*Stated goal:* Look through the listing and locate every line containing the word "JSON"; copy those lines.
● ● ● ● ● ● ●
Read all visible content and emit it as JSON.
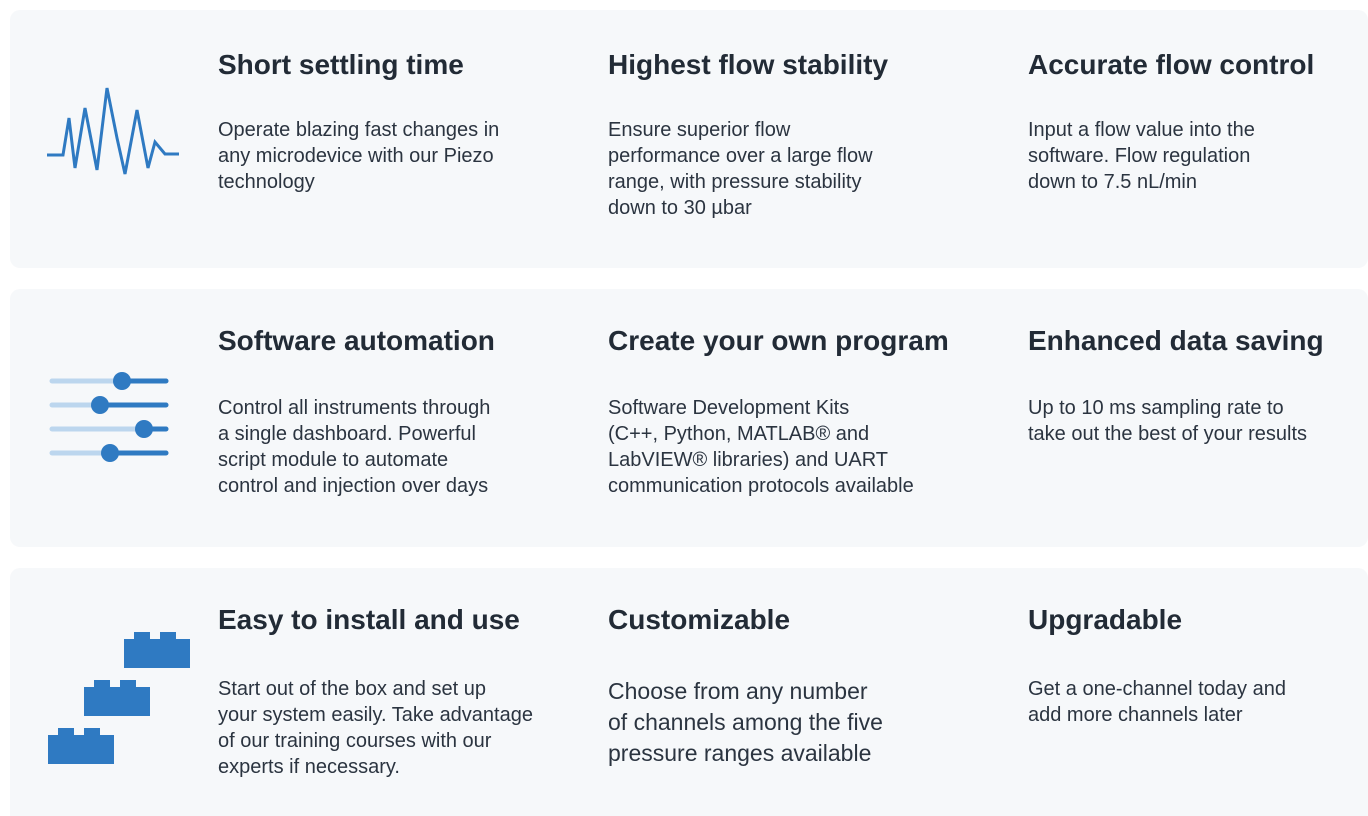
{
  "colors": {
    "card_background": "#f6f8fa",
    "heading": "#222b36",
    "body_text": "#2b3440",
    "icon_blue": "#2f7ac2",
    "icon_light_blue": "#bcd6ee"
  },
  "rows": [
    {
      "icon": "waveform-icon",
      "features": [
        {
          "title": "Short settling time",
          "description": "Operate blazing fast changes in\nany microdevice with our Piezo\ntechnology"
        },
        {
          "title": "Highest flow stability",
          "description": "Ensure superior flow\nperformance over a large flow\nrange, with pressure stability\ndown to 30 µbar"
        },
        {
          "title": "Accurate flow control",
          "description": "Input a flow value into the\nsoftware. Flow regulation\ndown to 7.5 nL/min"
        }
      ]
    },
    {
      "icon": "sliders-icon",
      "features": [
        {
          "title": "Software automation",
          "description": "Control all instruments through\na single dashboard. Powerful\nscript module to automate\ncontrol and injection over days"
        },
        {
          "title": "Create your own program",
          "description": "Software Development Kits\n(C++, Python, MATLAB® and\nLabVIEW® libraries) and UART\ncommunication protocols available"
        },
        {
          "title": "Enhanced data saving",
          "description": "Up to 10 ms sampling rate to\ntake out the best of your results"
        }
      ]
    },
    {
      "icon": "building-blocks-icon",
      "features": [
        {
          "title": "Easy to install and use",
          "description": "Start out of the box and set up\nyour system easily. Take advantage\nof our training courses with our\nexperts if necessary."
        },
        {
          "title": "Customizable",
          "description": "Choose from any number\nof channels among the five\npressure ranges available"
        },
        {
          "title": "Upgradable",
          "description": "Get a one-channel today and\nadd more channels later"
        }
      ]
    }
  ]
}
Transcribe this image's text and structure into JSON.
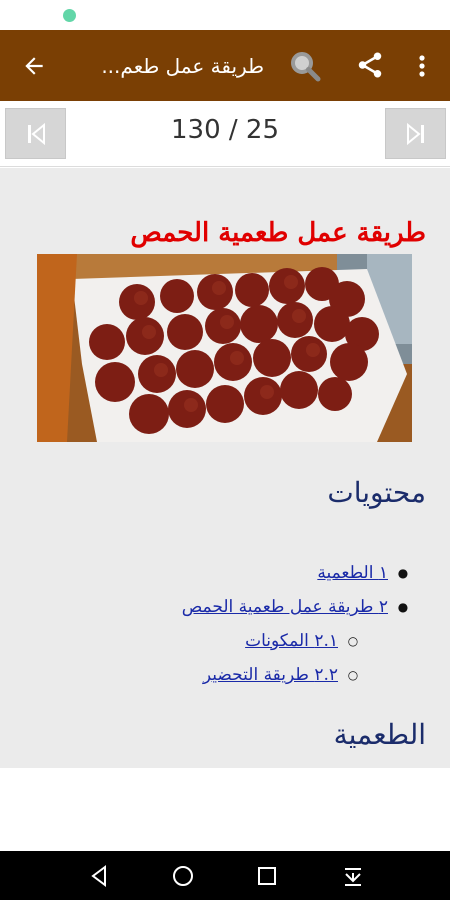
● ● ● ● ● ● ●
*The reply:*
Read all visible content and emit it as JSON.
Transcribe this image's text and structure into JSON.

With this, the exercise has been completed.